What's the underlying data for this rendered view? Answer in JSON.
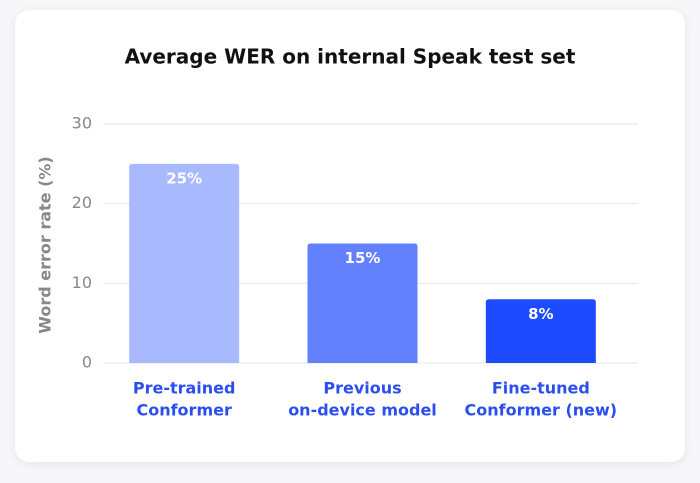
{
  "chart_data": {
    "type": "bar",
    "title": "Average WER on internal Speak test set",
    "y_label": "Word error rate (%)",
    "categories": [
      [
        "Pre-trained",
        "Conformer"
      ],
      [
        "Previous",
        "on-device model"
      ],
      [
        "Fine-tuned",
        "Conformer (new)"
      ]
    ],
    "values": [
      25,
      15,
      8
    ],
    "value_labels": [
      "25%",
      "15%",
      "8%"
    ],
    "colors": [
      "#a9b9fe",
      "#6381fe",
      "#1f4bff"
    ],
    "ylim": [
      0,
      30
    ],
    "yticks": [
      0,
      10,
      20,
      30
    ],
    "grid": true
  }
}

****

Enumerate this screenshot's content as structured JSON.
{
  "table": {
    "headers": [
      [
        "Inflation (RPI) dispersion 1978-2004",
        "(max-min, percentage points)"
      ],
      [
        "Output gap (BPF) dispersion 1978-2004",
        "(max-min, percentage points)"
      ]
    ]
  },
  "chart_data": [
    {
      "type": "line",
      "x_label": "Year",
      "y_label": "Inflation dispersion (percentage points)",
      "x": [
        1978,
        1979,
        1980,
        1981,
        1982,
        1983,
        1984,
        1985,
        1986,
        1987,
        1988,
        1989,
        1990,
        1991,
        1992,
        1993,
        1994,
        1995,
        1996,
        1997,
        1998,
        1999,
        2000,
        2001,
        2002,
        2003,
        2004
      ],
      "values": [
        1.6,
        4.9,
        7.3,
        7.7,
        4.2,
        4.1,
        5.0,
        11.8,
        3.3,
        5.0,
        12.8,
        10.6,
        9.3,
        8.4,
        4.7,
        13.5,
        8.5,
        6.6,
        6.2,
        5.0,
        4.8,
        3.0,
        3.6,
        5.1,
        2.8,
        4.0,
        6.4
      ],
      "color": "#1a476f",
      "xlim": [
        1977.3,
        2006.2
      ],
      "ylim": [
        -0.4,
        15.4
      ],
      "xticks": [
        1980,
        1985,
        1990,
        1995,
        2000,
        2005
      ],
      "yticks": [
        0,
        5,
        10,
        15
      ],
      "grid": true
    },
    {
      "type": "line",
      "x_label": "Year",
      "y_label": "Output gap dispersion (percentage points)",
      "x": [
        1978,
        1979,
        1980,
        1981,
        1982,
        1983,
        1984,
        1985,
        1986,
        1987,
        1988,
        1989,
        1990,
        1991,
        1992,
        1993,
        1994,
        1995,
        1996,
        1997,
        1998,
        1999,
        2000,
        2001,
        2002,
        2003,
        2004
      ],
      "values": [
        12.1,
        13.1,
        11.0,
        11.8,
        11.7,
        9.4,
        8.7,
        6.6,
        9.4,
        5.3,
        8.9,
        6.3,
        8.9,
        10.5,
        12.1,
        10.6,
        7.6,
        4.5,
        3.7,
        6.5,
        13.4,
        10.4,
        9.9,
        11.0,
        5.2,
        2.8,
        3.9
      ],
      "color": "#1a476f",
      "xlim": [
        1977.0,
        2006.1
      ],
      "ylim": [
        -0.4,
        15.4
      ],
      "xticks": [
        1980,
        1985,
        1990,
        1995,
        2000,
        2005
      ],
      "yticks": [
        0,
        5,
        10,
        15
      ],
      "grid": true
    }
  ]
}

****

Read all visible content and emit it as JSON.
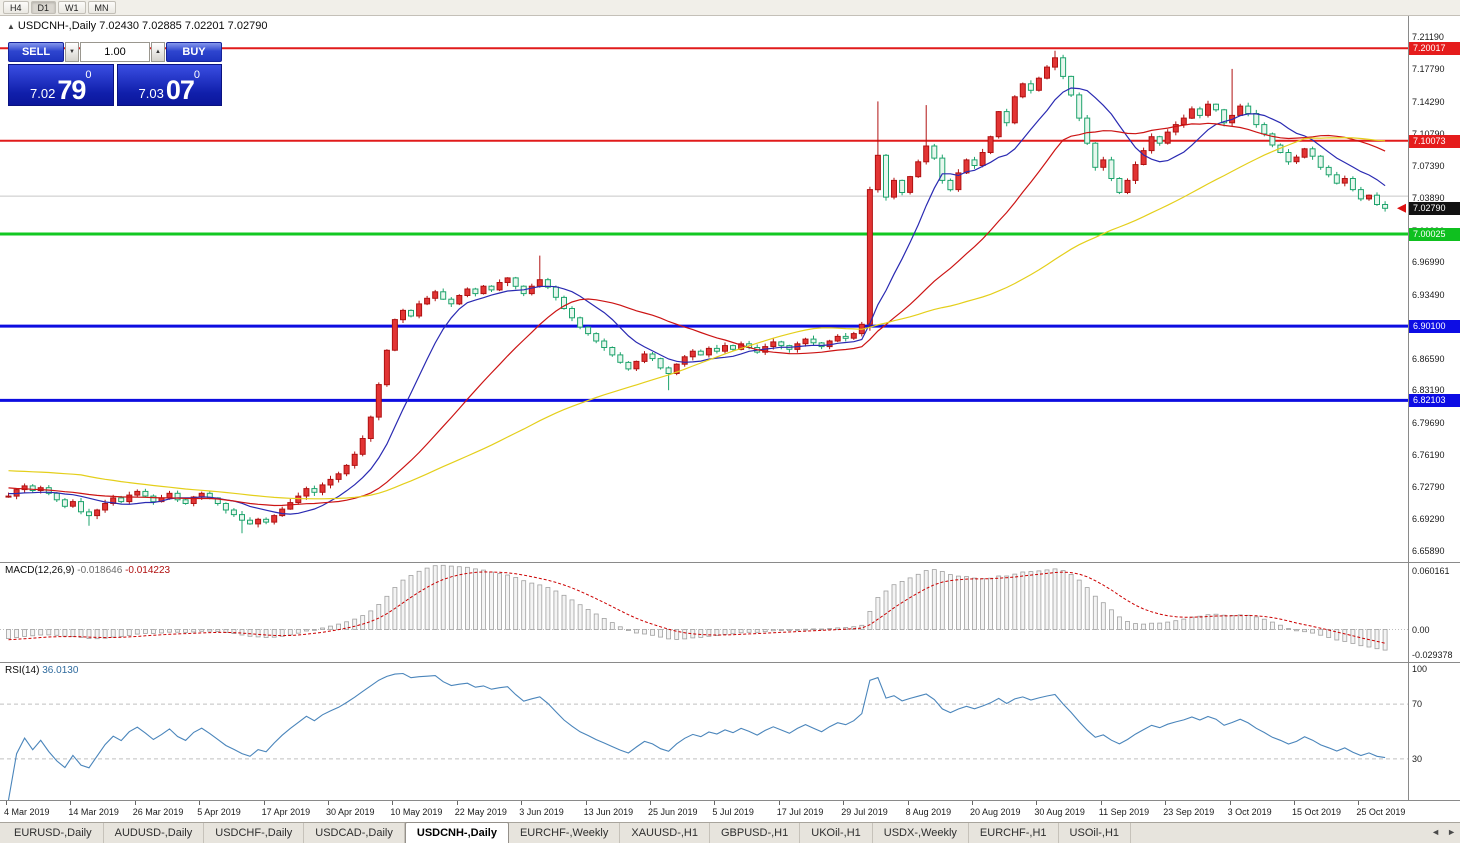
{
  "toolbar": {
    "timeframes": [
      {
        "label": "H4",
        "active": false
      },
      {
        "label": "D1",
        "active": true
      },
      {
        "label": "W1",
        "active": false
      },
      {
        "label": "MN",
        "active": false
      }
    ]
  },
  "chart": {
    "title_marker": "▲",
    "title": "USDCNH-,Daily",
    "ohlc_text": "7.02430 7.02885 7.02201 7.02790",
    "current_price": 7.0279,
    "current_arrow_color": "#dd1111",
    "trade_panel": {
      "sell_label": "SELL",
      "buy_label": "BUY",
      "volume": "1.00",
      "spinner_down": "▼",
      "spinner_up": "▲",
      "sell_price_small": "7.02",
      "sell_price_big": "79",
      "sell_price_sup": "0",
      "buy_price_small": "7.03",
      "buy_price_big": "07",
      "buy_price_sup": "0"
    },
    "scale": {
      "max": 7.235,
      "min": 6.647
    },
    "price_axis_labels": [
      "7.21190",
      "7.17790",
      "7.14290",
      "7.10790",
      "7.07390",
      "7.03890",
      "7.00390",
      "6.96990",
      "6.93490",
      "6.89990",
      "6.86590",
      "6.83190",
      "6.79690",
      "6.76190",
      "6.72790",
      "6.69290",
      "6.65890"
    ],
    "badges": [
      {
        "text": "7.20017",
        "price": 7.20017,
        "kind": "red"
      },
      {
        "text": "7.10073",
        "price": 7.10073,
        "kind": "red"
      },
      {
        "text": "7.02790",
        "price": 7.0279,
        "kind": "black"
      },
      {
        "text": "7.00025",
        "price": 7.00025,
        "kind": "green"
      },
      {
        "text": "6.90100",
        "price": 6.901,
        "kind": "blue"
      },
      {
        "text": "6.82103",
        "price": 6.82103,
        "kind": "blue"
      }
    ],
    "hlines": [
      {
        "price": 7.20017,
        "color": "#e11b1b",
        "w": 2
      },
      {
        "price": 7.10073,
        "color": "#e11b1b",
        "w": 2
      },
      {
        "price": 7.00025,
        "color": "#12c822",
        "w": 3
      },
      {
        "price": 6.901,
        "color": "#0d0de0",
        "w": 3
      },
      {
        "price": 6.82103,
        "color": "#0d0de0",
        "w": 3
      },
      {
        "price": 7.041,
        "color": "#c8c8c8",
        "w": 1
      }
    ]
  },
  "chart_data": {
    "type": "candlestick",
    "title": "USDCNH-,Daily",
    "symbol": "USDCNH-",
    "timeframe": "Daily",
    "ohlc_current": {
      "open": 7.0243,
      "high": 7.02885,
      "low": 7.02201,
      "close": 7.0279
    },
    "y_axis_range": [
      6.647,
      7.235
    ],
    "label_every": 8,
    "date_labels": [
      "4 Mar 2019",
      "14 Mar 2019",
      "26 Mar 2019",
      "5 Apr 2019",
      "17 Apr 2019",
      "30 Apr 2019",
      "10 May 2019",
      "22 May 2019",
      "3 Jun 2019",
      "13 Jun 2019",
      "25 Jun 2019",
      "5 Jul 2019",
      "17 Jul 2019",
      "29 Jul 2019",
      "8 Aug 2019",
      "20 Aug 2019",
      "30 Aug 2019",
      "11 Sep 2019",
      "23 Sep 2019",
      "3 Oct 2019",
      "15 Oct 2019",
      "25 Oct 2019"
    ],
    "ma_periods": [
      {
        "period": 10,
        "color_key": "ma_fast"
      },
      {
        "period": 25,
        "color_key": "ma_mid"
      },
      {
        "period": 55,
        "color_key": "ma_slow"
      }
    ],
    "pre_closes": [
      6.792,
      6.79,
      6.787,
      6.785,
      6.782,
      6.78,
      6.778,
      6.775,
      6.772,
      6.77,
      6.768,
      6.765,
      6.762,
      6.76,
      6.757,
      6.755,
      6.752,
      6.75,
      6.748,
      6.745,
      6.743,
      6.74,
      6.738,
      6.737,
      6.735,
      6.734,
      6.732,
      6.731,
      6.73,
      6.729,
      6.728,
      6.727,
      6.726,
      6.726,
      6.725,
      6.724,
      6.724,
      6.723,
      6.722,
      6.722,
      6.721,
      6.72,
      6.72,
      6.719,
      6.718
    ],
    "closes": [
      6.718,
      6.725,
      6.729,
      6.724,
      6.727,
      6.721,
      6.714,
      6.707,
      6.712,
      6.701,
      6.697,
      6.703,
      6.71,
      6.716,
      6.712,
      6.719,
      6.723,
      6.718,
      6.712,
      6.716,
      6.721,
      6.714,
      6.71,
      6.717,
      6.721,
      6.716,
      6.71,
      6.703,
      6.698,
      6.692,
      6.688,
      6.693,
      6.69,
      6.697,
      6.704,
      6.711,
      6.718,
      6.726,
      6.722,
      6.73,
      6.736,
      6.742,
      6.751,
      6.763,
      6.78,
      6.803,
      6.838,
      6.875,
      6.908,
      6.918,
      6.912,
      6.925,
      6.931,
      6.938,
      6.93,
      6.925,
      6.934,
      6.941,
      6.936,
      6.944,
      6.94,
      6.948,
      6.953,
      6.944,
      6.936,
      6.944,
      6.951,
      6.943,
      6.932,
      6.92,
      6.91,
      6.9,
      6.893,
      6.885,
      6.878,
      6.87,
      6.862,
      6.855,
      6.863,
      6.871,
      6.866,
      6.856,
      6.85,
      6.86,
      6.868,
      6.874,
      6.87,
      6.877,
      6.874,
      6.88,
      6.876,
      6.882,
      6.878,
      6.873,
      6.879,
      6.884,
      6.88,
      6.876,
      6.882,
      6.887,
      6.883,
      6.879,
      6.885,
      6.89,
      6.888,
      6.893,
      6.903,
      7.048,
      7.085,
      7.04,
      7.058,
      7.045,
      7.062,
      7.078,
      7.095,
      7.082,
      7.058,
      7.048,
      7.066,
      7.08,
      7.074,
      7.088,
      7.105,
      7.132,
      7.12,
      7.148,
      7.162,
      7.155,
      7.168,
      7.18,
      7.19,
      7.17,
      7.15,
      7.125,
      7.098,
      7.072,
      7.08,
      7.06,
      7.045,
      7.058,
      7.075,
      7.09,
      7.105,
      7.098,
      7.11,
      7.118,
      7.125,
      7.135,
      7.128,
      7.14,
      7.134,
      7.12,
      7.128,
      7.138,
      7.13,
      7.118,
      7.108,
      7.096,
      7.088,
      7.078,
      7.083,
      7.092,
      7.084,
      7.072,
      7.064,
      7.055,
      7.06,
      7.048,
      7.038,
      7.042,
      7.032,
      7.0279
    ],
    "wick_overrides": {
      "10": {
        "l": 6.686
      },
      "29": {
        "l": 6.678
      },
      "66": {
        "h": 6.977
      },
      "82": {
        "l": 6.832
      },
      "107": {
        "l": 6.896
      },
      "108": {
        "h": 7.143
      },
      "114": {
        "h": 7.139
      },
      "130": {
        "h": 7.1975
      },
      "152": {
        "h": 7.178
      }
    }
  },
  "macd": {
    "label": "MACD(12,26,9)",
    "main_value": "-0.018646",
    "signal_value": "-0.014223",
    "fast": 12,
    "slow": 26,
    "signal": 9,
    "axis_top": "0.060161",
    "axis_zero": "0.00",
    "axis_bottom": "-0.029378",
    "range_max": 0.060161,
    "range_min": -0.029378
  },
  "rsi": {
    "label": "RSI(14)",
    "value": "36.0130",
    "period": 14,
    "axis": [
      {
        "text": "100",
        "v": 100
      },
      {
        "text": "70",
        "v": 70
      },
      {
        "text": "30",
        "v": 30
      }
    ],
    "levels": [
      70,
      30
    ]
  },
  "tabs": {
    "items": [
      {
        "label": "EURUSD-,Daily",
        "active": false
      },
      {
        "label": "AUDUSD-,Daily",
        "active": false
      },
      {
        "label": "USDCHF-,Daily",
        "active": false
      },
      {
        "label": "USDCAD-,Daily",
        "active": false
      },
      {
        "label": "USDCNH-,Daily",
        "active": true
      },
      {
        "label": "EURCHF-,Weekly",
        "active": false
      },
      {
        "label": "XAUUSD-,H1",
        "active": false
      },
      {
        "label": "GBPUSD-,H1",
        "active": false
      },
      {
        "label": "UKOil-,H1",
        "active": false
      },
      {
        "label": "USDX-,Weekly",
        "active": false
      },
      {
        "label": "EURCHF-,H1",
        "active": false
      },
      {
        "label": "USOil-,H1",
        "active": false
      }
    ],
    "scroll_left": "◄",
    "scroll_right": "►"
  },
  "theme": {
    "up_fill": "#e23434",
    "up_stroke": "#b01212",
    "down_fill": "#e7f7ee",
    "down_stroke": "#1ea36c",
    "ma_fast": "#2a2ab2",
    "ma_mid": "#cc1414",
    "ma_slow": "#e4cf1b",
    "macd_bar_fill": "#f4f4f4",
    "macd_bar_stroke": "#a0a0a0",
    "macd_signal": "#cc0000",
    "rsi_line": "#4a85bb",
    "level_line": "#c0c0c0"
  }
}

****

**Prompt**
Your answer should be a single number: how many lines of the material contain the word "Weekly".

**Solution to the problem**
2